Copy out all the entries word for word.
DATA EXTRACT below:
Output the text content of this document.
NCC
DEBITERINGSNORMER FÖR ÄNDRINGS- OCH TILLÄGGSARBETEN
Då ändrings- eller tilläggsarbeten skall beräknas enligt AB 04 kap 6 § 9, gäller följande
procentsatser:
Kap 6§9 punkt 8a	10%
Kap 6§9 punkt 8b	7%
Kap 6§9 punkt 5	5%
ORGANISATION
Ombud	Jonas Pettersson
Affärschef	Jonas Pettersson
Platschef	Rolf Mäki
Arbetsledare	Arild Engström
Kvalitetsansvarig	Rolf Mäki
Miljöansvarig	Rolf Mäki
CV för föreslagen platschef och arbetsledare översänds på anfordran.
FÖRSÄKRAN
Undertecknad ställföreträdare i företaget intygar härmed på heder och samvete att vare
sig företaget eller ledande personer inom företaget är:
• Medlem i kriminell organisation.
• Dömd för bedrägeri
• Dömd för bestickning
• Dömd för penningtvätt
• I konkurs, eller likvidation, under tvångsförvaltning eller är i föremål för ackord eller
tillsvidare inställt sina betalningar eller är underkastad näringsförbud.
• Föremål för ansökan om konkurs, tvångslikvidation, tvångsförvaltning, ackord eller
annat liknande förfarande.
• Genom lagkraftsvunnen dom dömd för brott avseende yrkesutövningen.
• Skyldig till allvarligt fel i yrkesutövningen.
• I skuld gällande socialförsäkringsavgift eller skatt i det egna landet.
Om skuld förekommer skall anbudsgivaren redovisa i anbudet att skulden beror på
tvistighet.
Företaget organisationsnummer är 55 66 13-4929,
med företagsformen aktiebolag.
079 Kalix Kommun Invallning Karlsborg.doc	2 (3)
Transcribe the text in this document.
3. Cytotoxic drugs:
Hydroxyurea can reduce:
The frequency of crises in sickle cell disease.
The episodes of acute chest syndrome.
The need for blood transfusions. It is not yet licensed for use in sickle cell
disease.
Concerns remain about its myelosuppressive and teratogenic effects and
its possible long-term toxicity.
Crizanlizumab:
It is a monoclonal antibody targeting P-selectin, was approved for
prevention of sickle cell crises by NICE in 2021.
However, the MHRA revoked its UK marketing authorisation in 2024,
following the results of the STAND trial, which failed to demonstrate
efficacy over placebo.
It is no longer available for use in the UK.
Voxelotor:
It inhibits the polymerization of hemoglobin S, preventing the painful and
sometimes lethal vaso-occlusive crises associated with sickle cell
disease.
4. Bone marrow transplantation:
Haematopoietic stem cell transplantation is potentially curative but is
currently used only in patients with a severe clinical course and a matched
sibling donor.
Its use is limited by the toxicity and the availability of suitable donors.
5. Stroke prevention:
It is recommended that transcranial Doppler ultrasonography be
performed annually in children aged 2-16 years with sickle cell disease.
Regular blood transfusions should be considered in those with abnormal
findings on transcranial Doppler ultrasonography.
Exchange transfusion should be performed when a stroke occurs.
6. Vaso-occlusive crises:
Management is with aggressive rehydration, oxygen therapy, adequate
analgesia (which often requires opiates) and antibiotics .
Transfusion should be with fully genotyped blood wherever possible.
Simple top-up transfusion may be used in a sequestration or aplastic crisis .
End of DATA EXTRACT.
> RESPONSE
Output the text content of this document.
NCC
DEBITERINGSNORMER FÖR ÄNDRINGS- OCH TILLÄGGSARBETEN
Då ändrings- eller tilläggsarbeten skall beräknas enligt AB 04 kap 6 § 9, gäller följande
procentsatser:
Kap 6§9 punkt 8a	10%
Kap 6§9 punkt 8b	7%
Kap 6§9 punkt 5	5%
ORGANISATION
Ombud	Jonas Pettersson
Affärschef	Jonas Pettersson
Platschef	Rolf Mäki
Arbetsledare	Arild Engström
Kvalitetsansvarig	Rolf Mäki
Miljöansvarig	Rolf Mäki
CV för föreslagen platschef och arbetsledare översänds på anfordran.
FÖRSÄKRAN
Undertecknad ställföreträdare i företaget intygar härmed på heder och samvete att vare
sig företaget eller ledande personer inom företaget är:
• Medlem i kriminell organisation.
• Dömd för bedrägeri
• Dömd för bestickning
• Dömd för penningtvätt
• I konkurs, eller likvidation, under tvångsförvaltning eller är i föremål för ackord eller
tillsvidare inställt sina betalningar eller är underkastad näringsförbud.
• Föremål för ansökan om konkurs, tvångslikvidation, tvångsförvaltning, ackord eller
annat liknande förfarande.
• Genom lagkraftsvunnen dom dömd för brott avseende yrkesutövningen.
• Skyldig till allvarligt fel i yrkesutövningen.
• I skuld gällande socialförsäkringsavgift eller skatt i det egna landet.
Om skuld förekommer skall anbudsgivaren redovisa i anbudet att skulden beror på
tvistighet.
Företaget organisationsnummer är 55 66 13-4929,
med företagsformen aktiebolag.
079 Kalix Kommun Invallning Karlsborg.doc	2 (3)
Transcribe the text in this document.
3. Cytotoxic drugs:
Hydroxyurea can reduce:
The frequency of crises in sickle cell disease.
The episodes of acute chest syndrome.
The need for blood transfusions. It is not yet licensed for use in sickle cell
disease.
Concerns remain about its myelosuppressive and teratogenic effects and
its possible long-term toxicity.
Crizanlizumab:
It is a monoclonal antibody targeting P-selectin, was approved for
prevention of sickle cell crises by NICE in 2021.
However, the MHRA revoked its UK marketing authorisation in 2024,
following the results of the STAND trial, which failed to demonstrate
efficacy over placebo.
It is no longer available for use in the UK.
Voxelotor:
It inhibits the polymerization of hemoglobin S, preventing the painful and
sometimes lethal vaso-occlusive crises associated with sickle cell
disease.
4. Bone marrow transplantation:
Haematopoietic stem cell transplantation is potentially curative but is
currently used only in patients with a severe clinical course and a matched
sibling donor.
Its use is limited by the toxicity and the availability of suitable donors.
5. Stroke prevention:
It is recommended that transcranial Doppler ultrasonography be
performed annually in children aged 2-16 years with sickle cell disease.
Regular blood transfusions should be considered in those with abnormal
findings on transcranial Doppler ultrasonography.
Exchange transfusion should be performed when a stroke occurs.
6. Vaso-occlusive crises:
Management is with aggressive rehydration, oxygen therapy, adequate
analgesia (which often requires opiates) and antibiotics .
Transfusion should be with fully genotyped blood wherever possible.
Simple top-up transfusion may be used in a sequestration or aplastic crisis .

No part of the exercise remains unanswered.